Passage to read:

════════════════

🧹 Easy Losses

Using Lists in the Wrong Place

Anti-pattern: Using lists for operations that require frequent lookups, insertions, and deletions:

# Inefficient for frequent lookups
my_list = [1, 2, 3, 4, 5]
if 4 in my_list:
    print("Found!")

Solution: Using sets or dicts for frequent lookups and insertions:

my_set = {1, 2, 3, 4, 5}
if 4 in my_set:  # Much faster lookup
    print("Found!")

Avoiding List Comprehensions / Generator Expressions

Anti-pattern: Using loops to generate lists or to iterate over collections increases complexity:

result = []
for i in range(100):
    if i % 2 == 0:
        result.append(i*i)

Solution: Use list comprehensions for more concise and faster code:

result = [i*i for i in range(100) if i % 2 == 0]

When the result list is not needed all at once, use generator expressions to save memory:

result = (i*i for i in range(100) if i % 2 == 0)

Misusing the Global Interpreter Lock (GIL)

════════════════

Recorded information:
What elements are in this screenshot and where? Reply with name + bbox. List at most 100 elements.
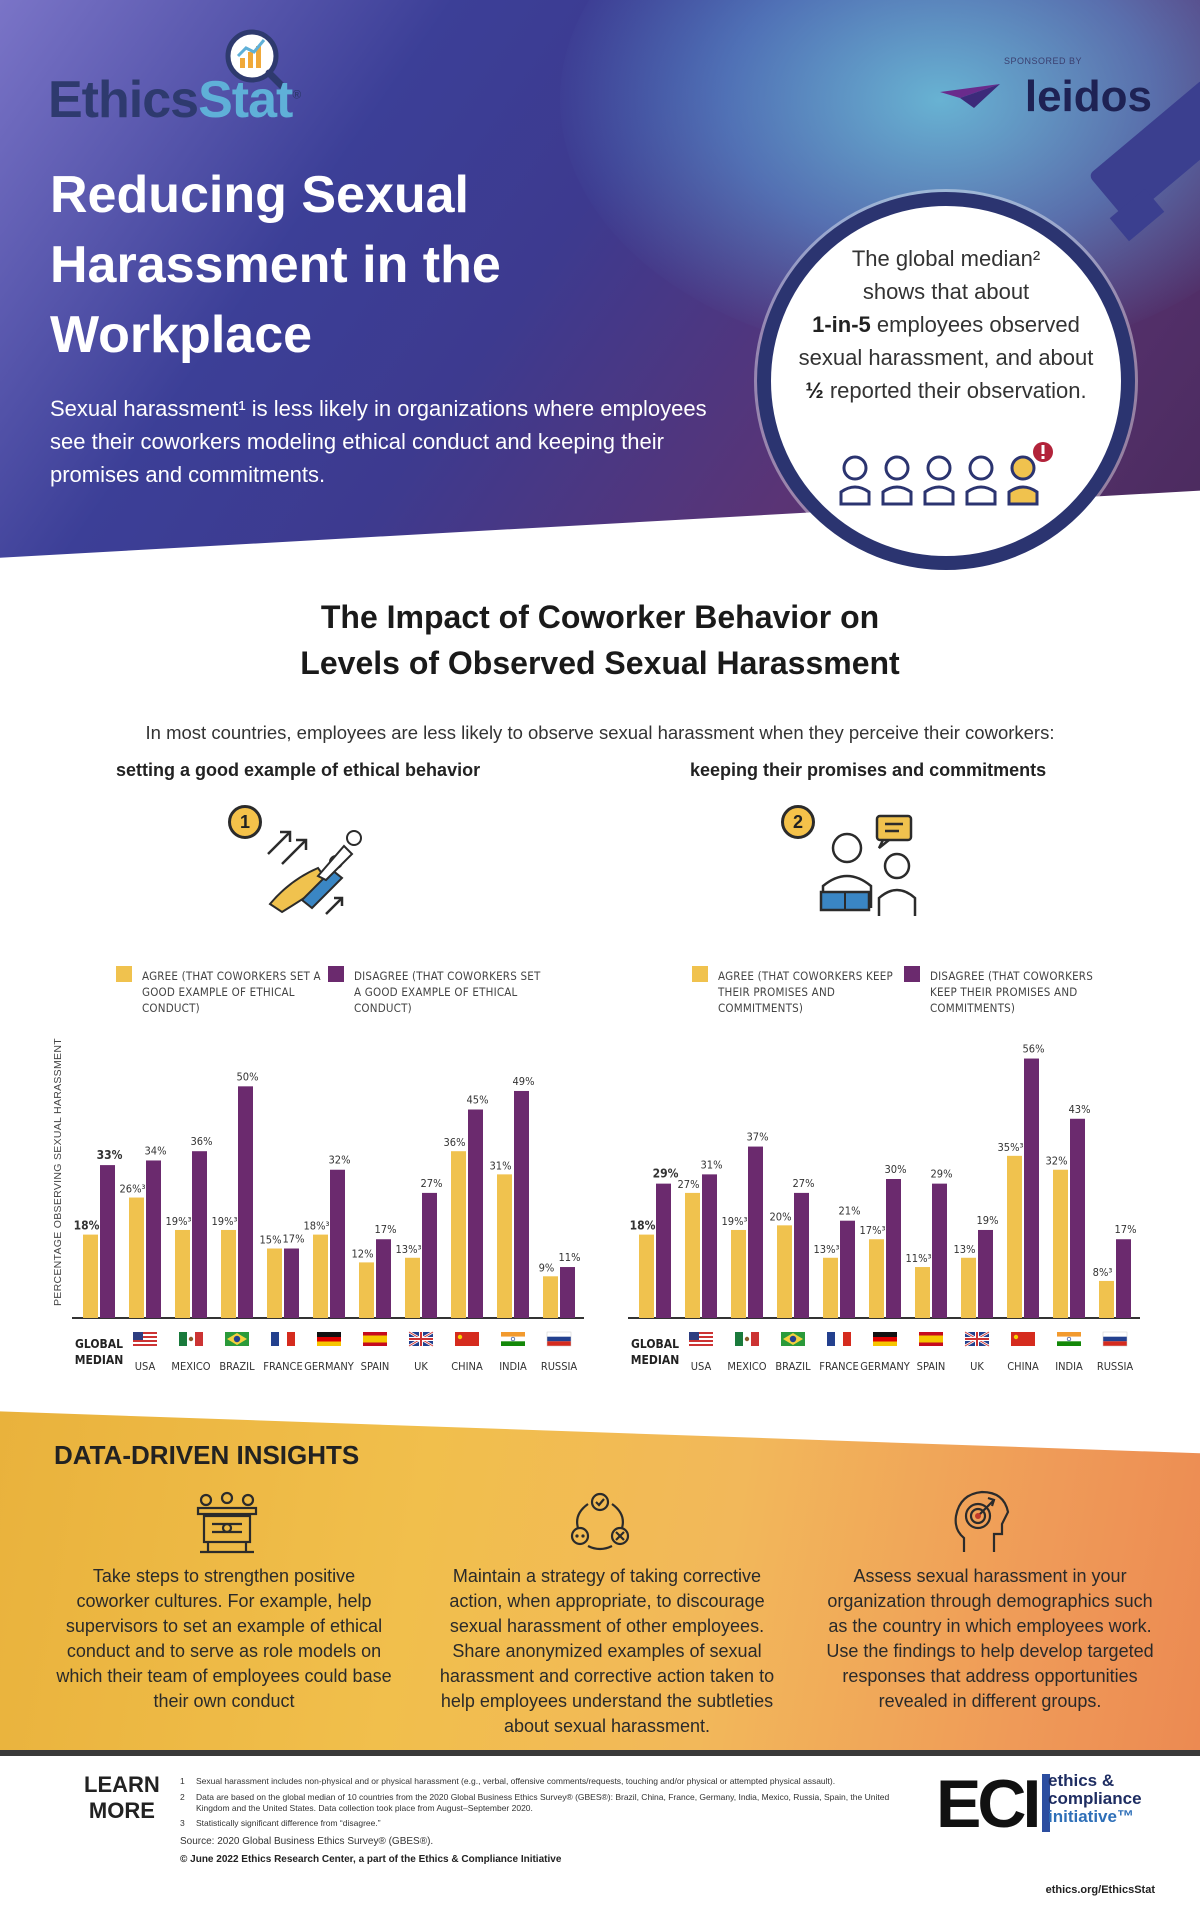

════════════════

Objectives:
• A. Reproduce the portion of the Python performance text between "Avoiding List Comprehensions" and "result.append(i*i)", inclusive.
• B. Answer these questions from the Python performance text:
(i) Which data structures does the text recommend in place of lists for frequent lookups and insertions?
(ii) What should be used when the result list is not needed all at once, and for what benefit?
(iii) What value does the loop example append to the result list for each even number?

Answers below:
• A.
Avoiding List Comprehensions / Generator Expressions

Anti-pattern: Using loops to generate lists or to iterate over collections increases complexity:

result = []
for i in range(100):
    if i % 2 == 0:
        result.append(i*i)

• B.
(i) Sets or dicts.
(ii) Generator expressions, to save memory.
(iii) The square of the number, i*i.